┌─ Records

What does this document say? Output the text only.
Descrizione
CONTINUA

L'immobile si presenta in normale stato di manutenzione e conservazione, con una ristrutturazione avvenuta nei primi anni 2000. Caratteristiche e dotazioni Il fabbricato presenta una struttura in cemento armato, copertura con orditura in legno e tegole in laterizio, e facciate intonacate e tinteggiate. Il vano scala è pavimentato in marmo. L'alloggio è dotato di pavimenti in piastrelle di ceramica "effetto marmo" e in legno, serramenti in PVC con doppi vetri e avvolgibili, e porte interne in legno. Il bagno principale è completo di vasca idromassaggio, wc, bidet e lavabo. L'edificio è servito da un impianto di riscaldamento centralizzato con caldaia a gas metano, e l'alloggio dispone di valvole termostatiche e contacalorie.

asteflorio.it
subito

└─

## Request
Your task is to repeat each line of the material exactly.

## Exercise solution
What does this document say? Output the text only.
Descrizione
CONTINUA

L'immobile si presenta in normale stato di manutenzione e conservazione, con una ristrutturazione avvenuta nei primi anni 2000. Caratteristiche e dotazioni Il fabbricato presenta una struttura in cemento armato, copertura con orditura in legno e tegole in laterizio, e facciate intonacate e tinteggiate. Il vano scala è pavimentato in marmo. L'alloggio è dotato di pavimenti in piastrelle di ceramica "effetto marmo" e in legno, serramenti in PVC con doppi vetri e avvolgibili, e porte interne in legno. Il bagno principale è completo di vasca idromassaggio, wc, bidet e lavabo. L'edificio è servito da un impianto di riscaldamento centralizzato con caldaia a gas metano, e l'alloggio dispone di valvole termostatiche e contacalorie.

asteflorio.it
subito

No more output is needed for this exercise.